Pull out every line below that holds the word "가구요건".

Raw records
>>>
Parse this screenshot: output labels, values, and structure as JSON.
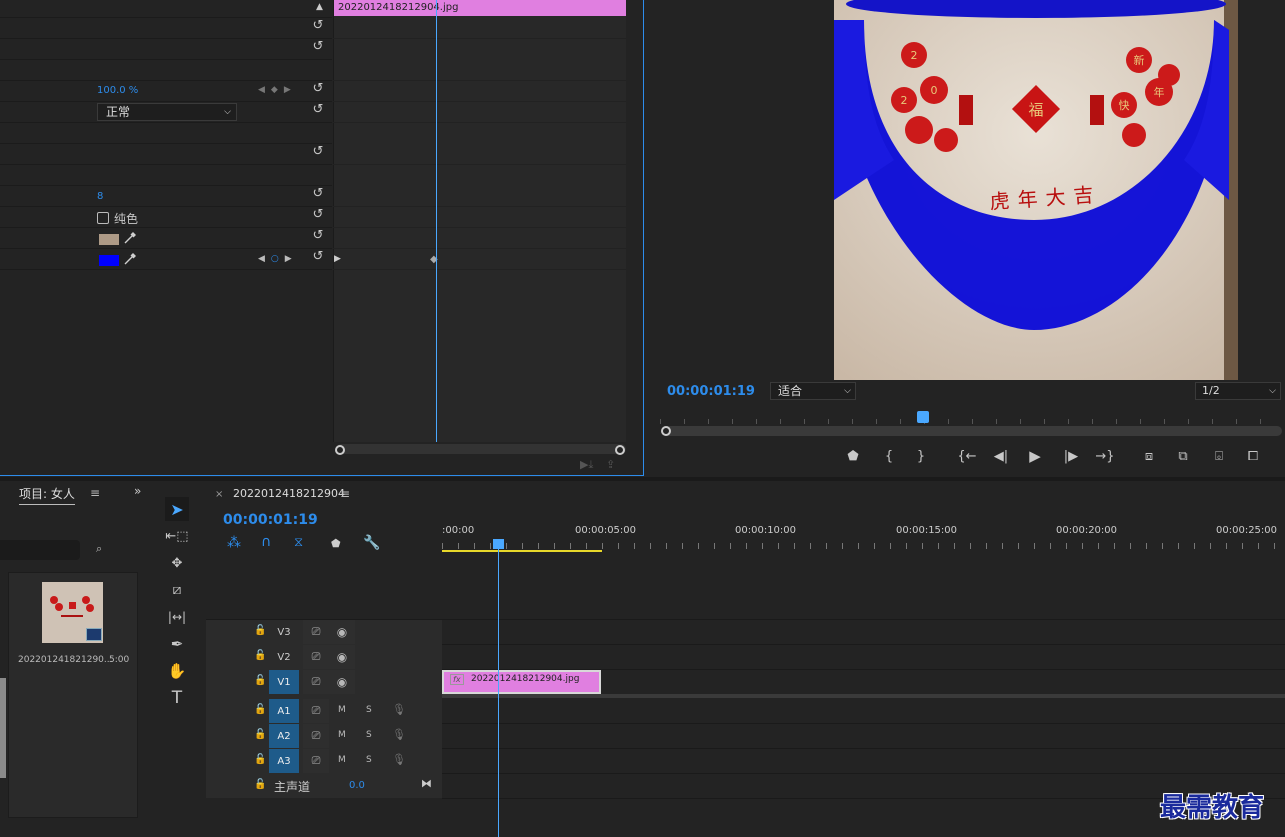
{
  "effect_controls": {
    "clip_tab": "2022012418212904.jpg",
    "opacity_value": "100.0 %",
    "blend_mode": "正常",
    "value_8": "8",
    "solid_label": "纯色",
    "color_1": "#ad9a86",
    "color_2": "#0000ff"
  },
  "program_monitor": {
    "timecode": "00:00:01:19",
    "fit_label": "适合",
    "resolution": "1/2",
    "image_text": "虎年大吉",
    "fu_text": "福"
  },
  "project": {
    "tab_label": "项目: 女人",
    "item_name": "202201241821290...",
    "item_duration": "5:00"
  },
  "sequence": {
    "name": "2022012418212904",
    "timecode": "00:00:01:19",
    "ruler_labels": [
      ":00:00",
      "00:00:05:00",
      "00:00:10:00",
      "00:00:15:00",
      "00:00:20:00",
      "00:00:25:00"
    ],
    "tracks_video": [
      "V3",
      "V2",
      "V1"
    ],
    "tracks_audio": [
      "A1",
      "A2",
      "A3"
    ],
    "mute_label": "M",
    "solo_label": "S",
    "master_label": "主声道",
    "master_value": "0.0",
    "clip_name": "2022012418212904.jpg",
    "clip_fx": "fx"
  },
  "watermark": "最需教育",
  "colors": {
    "accent": "#2d8ceb",
    "clip": "#e07fe0",
    "track_active": "#1e5b8a",
    "playhead": "#4aa8ff"
  }
}
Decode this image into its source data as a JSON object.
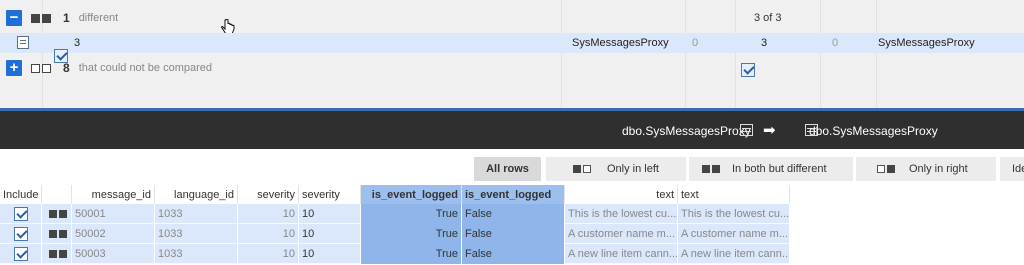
{
  "groups": {
    "different": {
      "toggle": "−",
      "count": "1",
      "label": "different",
      "pager": "3 of 3"
    },
    "detail": {
      "left_id": "3",
      "left_object": "SysMessagesProxy",
      "left_count": "0",
      "right_id": "3",
      "right_count": "0",
      "right_object": "SysMessagesProxy"
    },
    "not_compared": {
      "toggle": "+",
      "count": "8",
      "label": "that could not be compared"
    }
  },
  "object_header": {
    "left": "dbo.SysMessagesProxy",
    "arrow": "➡",
    "right": "dbo.SysMessagesProxy"
  },
  "filters": {
    "all_rows": "All rows",
    "only_left": "Only in left",
    "both_different": "In both but different",
    "only_right": "Only in right",
    "identical": "Ide"
  },
  "table": {
    "headers": {
      "include": "Include",
      "message_id": "message_id",
      "language_id": "language_id",
      "severity_l": "severity",
      "severity_r": "severity",
      "is_event_logged_l": "is_event_logged",
      "is_event_logged_r": "is_event_logged",
      "text_l": "text",
      "text_r": "text"
    },
    "rows": [
      {
        "message_id": "50001",
        "language_id": "1033",
        "sev_l": "10",
        "sev_r": "10",
        "iel_l": "True",
        "iel_r": "False",
        "text_l": "This is the lowest cu...",
        "text_r": "This is the lowest cu..."
      },
      {
        "message_id": "50002",
        "language_id": "1033",
        "sev_l": "10",
        "sev_r": "10",
        "iel_l": "True",
        "iel_r": "False",
        "text_l": "A customer name m...",
        "text_r": "A customer name m..."
      },
      {
        "message_id": "50003",
        "language_id": "1033",
        "sev_l": "10",
        "sev_r": "10",
        "iel_l": "True",
        "iel_r": "False",
        "text_l": "A new line item cann...",
        "text_r": "A new line item cann..."
      }
    ]
  },
  "colors": {
    "accent": "#1f6fd6",
    "row_bg": "#dbe8fb",
    "highlight": "#8fb5ea",
    "dark_bar": "#2f2f2f"
  }
}
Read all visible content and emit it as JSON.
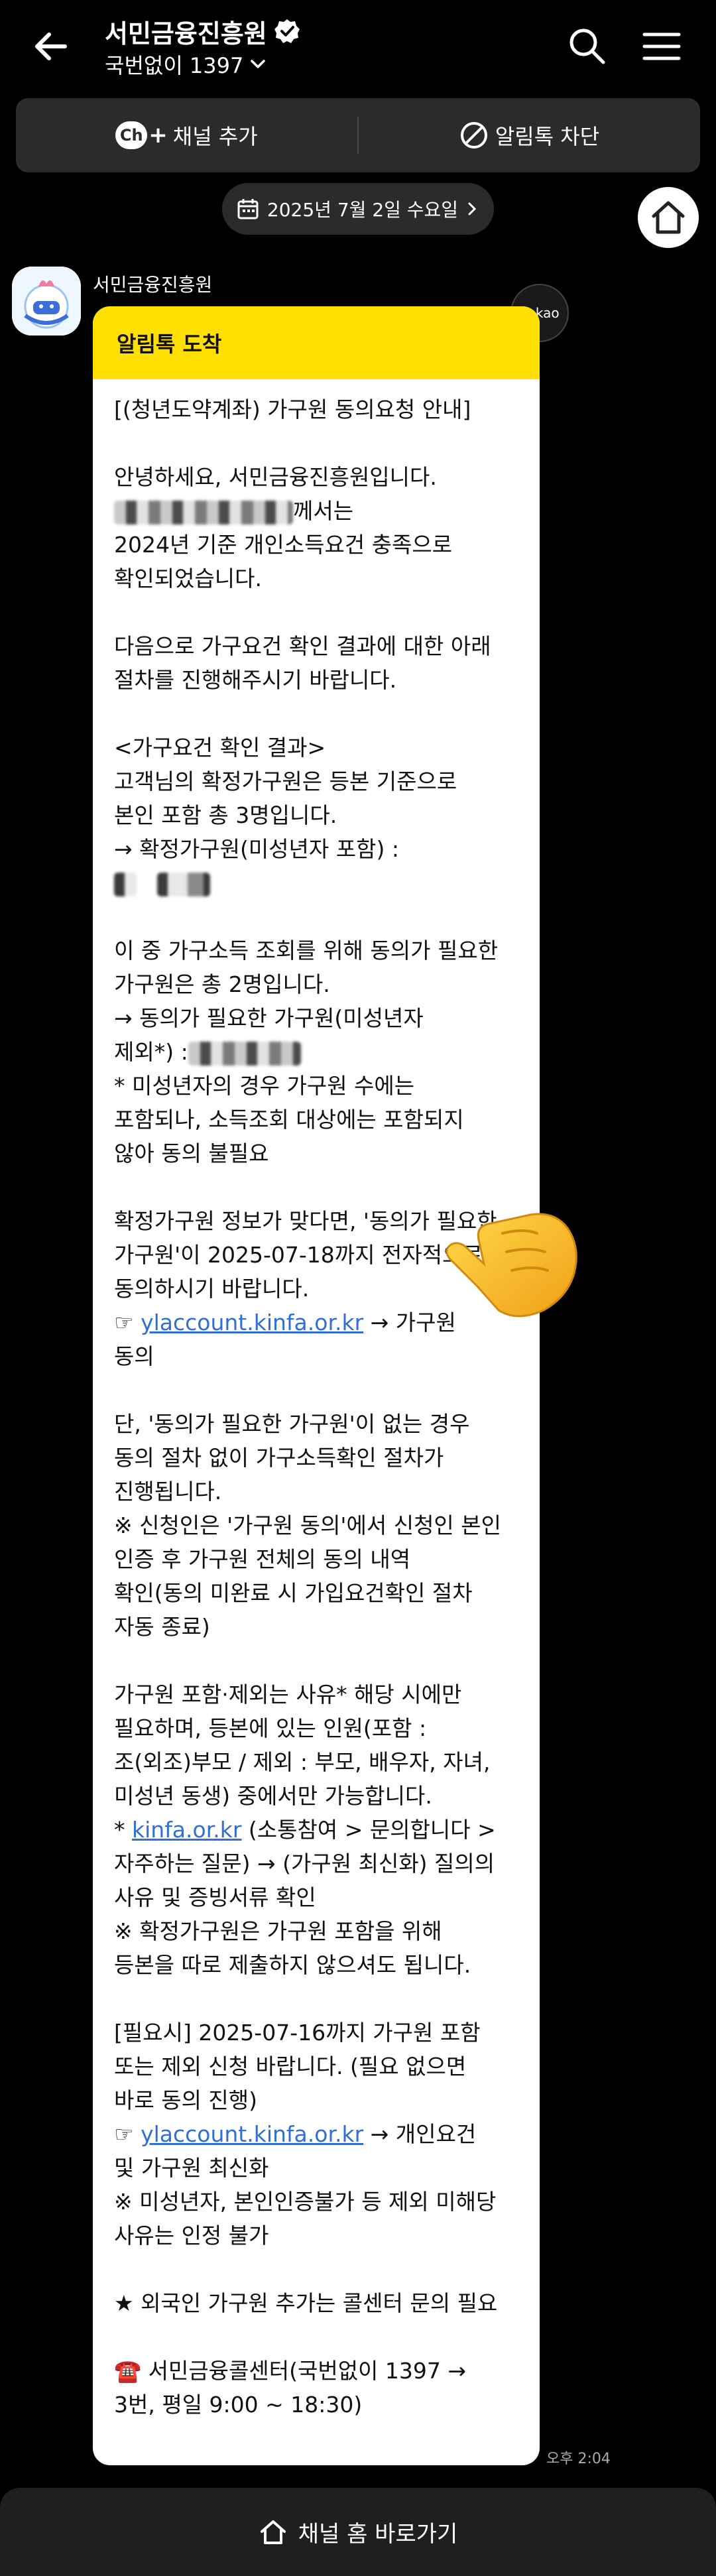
{
  "header": {
    "title": "서민금융진흥원",
    "subtitle": "국번없이 1397"
  },
  "actions": {
    "add_channel": "채널 추가",
    "add_channel_badge": "Ch",
    "block_alert": "알림톡 차단"
  },
  "date_pill": "2025년 7월 2일 수요일",
  "message": {
    "sender": "서민금융진흥원",
    "kakao_badge": "kakao",
    "header": "알림톡 도착",
    "p1": "[(청년도약계좌) 가구원 동의요청 안내]",
    "p2a": "안녕하세요, 서민금융진흥원입니다.",
    "p2b_suffix": "께서는",
    "p2c": "2024년 기준 개인소득요건 충족으로\n확인되었습니다.",
    "p3": "다음으로 가구요건 확인 결과에 대한 아래\n절차를 진행해주시기 바랍니다.",
    "p4": "<가구요건 확인 결과>\n고객님의 확정가구원은 등본 기준으로\n본인 포함 총 3명입니다.\n→ 확정가구원(미성년자 포함) :",
    "p5": "이 중 가구소득 조회를 위해 동의가 필요한\n가구원은 총 2명입니다.\n→ 동의가 필요한 가구원(미성년자\n제외*) :",
    "p5b": "* 미성년자의 경우 가구원 수에는\n포함되나, 소득조회 대상에는 포함되지\n않아 동의 불필요",
    "p6": "확정가구원 정보가 맞다면, '동의가 필요한\n가구원'이 2025-07-18까지 전자적으로\n동의하시기 바랍니다.",
    "p6_link_prefix": "☞ ",
    "p6_link": "ylaccount.kinfa.or.kr",
    "p6_link_suffix": " → 가구원\n동의",
    "p7": "단, '동의가 필요한 가구원'이 없는 경우\n동의 절차 없이 가구소득확인 절차가\n진행됩니다.\n※ 신청인은 '가구원 동의'에서 신청인 본인\n인증 후 가구원 전체의 동의 내역\n확인(동의 미완료 시 가입요건확인 절차\n자동 종료)",
    "p8": "가구원 포함·제외는 사유* 해당 시에만\n필요하며, 등본에 있는 인원(포함 :\n조(외조)부모 / 제외 : 부모, 배우자, 자녀,\n미성년 동생) 중에서만 가능합니다.",
    "p8_link_prefix": "* ",
    "p8_link": "kinfa.or.kr",
    "p8_link_suffix": " (소통참여 > 문의합니다 >\n자주하는 질문) → (가구원 최신화) 질의의\n사유 및 증빙서류 확인\n※ 확정가구원은 가구원 포함을 위해\n등본을 따로 제출하지 않으셔도 됩니다.",
    "p9": "[필요시] 2025-07-16까지 가구원 포함\n또는 제외 신청 바랍니다. (필요 없으면\n바로 동의 진행)",
    "p9_link_prefix": "☞ ",
    "p9_link": "ylaccount.kinfa.or.kr",
    "p9_link_suffix": " → 개인요건\n및 가구원 최신화\n※ 미성년자, 본인인증불가 등 제외 미해당\n사유는 인정 불가",
    "p10": "★ 외국인 가구원 추가는 콜센터 문의 필요",
    "p11": "☎️ 서민금융콜센터(국번없이 1397 →\n3번, 평일 9:00 ~ 18:30)",
    "time": "오후 2:04"
  },
  "bottom_bar": {
    "label": "채널 홈 바로가기"
  },
  "icons": {
    "back": "arrow-left-icon",
    "verified": "verified-check-icon",
    "search": "search-icon",
    "menu": "hamburger-menu-icon",
    "block": "block-icon",
    "calendar": "calendar-icon",
    "home": "home-icon",
    "hand": "pointing-hand-emoji"
  },
  "colors": {
    "background": "#000000",
    "bar": "#2b2b2b",
    "message_header": "#ffe000",
    "link": "#2f6fd6"
  }
}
<<<
- **SOLUTION TO THIS PROBLEM**:
    "p3": "다음으로 가구요건 확인 결과에 대한 아래\n절차를 진행해주시기 바랍니다.",
    "p4": "<가구요건 확인 결과>\n고객님의 확정가구원은 등본 기준으로\n본인 포함 총 3명입니다.\n→ 확정가구원(미성년자 포함) :",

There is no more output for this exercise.